Material.
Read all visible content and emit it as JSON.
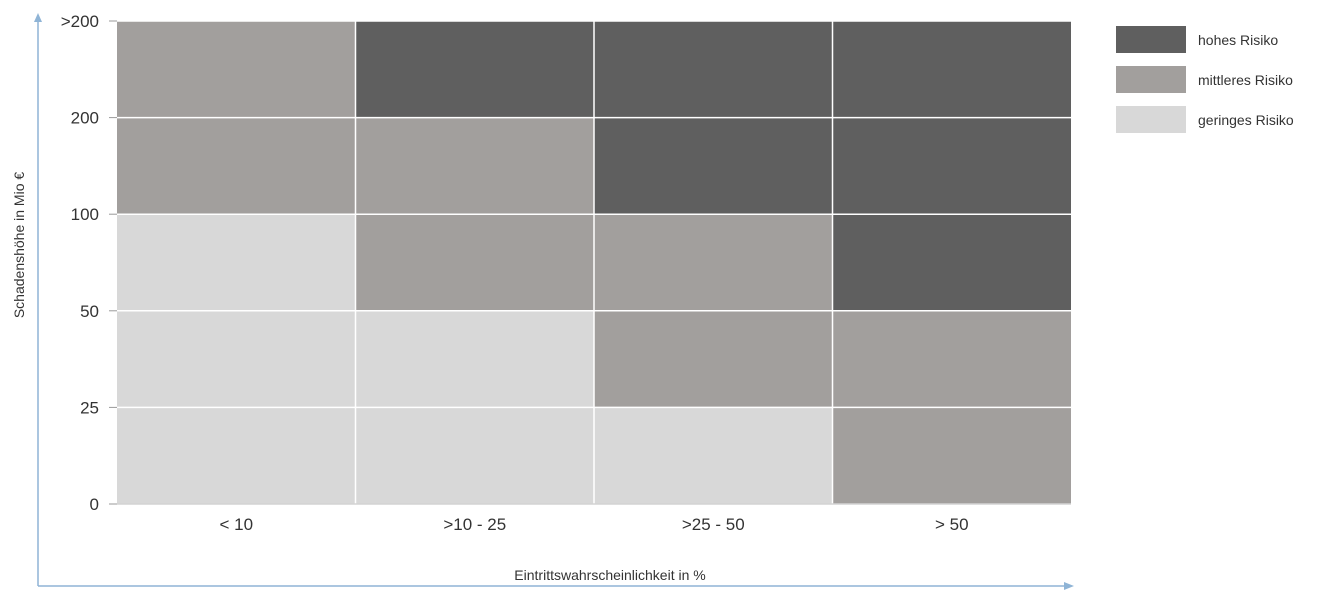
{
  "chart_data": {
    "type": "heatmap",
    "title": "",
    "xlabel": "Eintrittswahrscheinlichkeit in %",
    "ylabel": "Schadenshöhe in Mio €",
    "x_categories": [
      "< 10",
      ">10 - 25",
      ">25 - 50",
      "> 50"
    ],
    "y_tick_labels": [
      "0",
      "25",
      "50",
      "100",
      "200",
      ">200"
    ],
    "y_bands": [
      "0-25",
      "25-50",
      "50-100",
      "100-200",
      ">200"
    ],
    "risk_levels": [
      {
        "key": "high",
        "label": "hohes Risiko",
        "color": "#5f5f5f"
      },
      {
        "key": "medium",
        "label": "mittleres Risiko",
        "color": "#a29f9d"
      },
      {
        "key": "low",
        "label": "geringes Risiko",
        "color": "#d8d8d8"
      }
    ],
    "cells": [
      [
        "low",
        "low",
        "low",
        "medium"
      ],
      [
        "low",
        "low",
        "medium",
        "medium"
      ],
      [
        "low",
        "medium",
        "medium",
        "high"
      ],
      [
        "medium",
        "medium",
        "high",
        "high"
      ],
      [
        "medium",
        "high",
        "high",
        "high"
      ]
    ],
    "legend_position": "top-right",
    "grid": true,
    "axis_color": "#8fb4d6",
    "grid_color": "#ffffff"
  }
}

---

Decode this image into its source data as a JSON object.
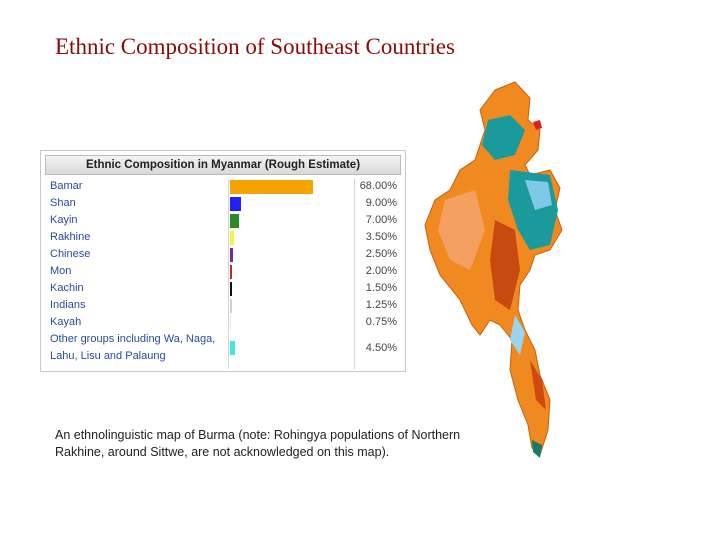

* * *

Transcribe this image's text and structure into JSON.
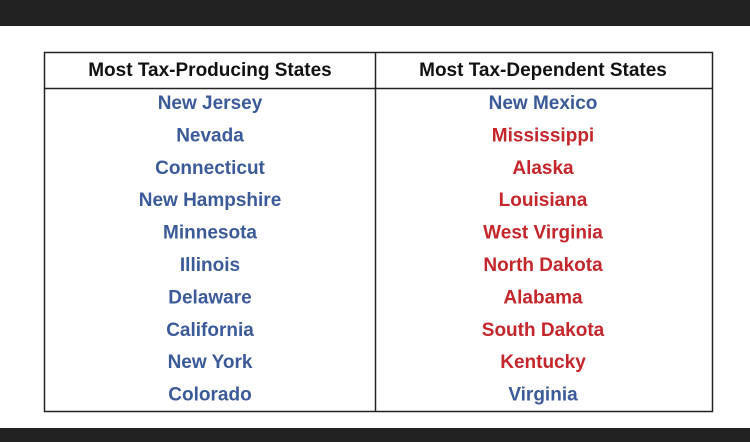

Exercise goal.
Search the data above for the string "this" and copy each line that has it.

Exercise answer.
Decode this image into its source data as a JSON object.
Transcribe this image's text and structure into JSON.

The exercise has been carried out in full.